▶ [DATASET RECORDS]
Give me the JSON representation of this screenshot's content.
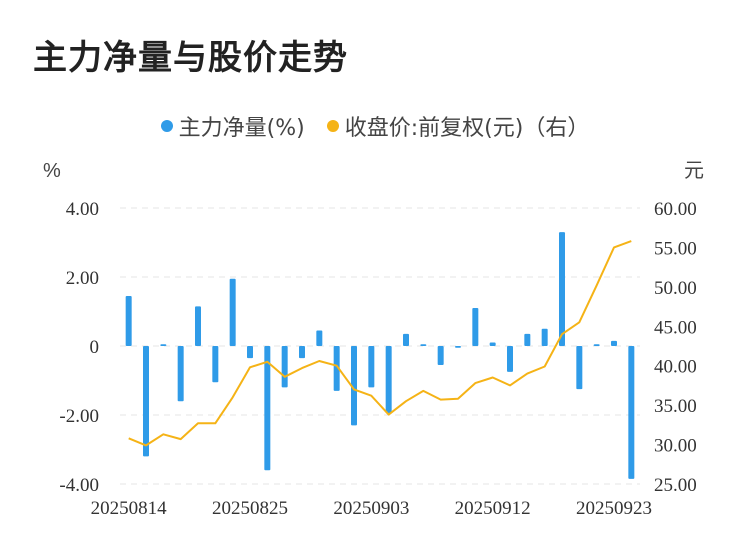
{
  "title": "主力净量与股价走势",
  "legend": [
    {
      "label": "主力净量(%)",
      "color": "#2f9be8"
    },
    {
      "label": "收盘价:前复权(元)（右）",
      "color": "#f5b316"
    }
  ],
  "chart_data": {
    "type": "bar+line",
    "left_unit": "%",
    "right_unit": "元",
    "left_ylim": [
      -4,
      4
    ],
    "right_ylim": [
      25,
      60
    ],
    "left_ticks": [
      "4.00",
      "2.00",
      "0",
      "-2.00",
      "-4.00"
    ],
    "right_ticks": [
      "60.00",
      "55.00",
      "50.00",
      "45.00",
      "40.00",
      "35.00",
      "30.00",
      "25.00"
    ],
    "x_tick_labels": [
      "20250814",
      "20250825",
      "20250903",
      "20250912",
      "20250923"
    ],
    "grid": true,
    "series": [
      {
        "name": "主力净量(%)",
        "type": "bar",
        "axis": "left",
        "color": "#2f9be8",
        "values": [
          1.45,
          -3.2,
          0.05,
          -1.6,
          1.15,
          -1.05,
          1.95,
          -0.35,
          -3.6,
          -1.2,
          -0.35,
          0.45,
          -1.3,
          -2.3,
          -1.2,
          -1.95,
          0.35,
          0.05,
          -0.55,
          -0.05,
          1.1,
          0.1,
          -0.75,
          0.35,
          0.5,
          3.3,
          -1.25,
          0.05,
          0.15,
          -3.85
        ]
      },
      {
        "name": "收盘价:前复权(元)（右）",
        "type": "line",
        "axis": "right",
        "color": "#f5b316",
        "values": [
          30.8,
          29.9,
          31.3,
          30.7,
          32.7,
          32.7,
          36.0,
          39.8,
          40.5,
          38.6,
          39.7,
          40.6,
          40.0,
          37.0,
          36.2,
          33.8,
          35.5,
          36.8,
          35.7,
          35.8,
          37.8,
          38.5,
          37.5,
          39.0,
          39.9,
          44.0,
          45.5,
          50.2,
          55.0,
          55.8
        ]
      }
    ]
  }
}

▶ [AIM OF THE EXERCISE] Go through the material line by line. Show each line that contains the string "color".

▶ [ANSWER]
      "color": "#2f9be8"
      "color": "#f5b316"
        "color": "#2f9be8",
        "color": "#f5b316",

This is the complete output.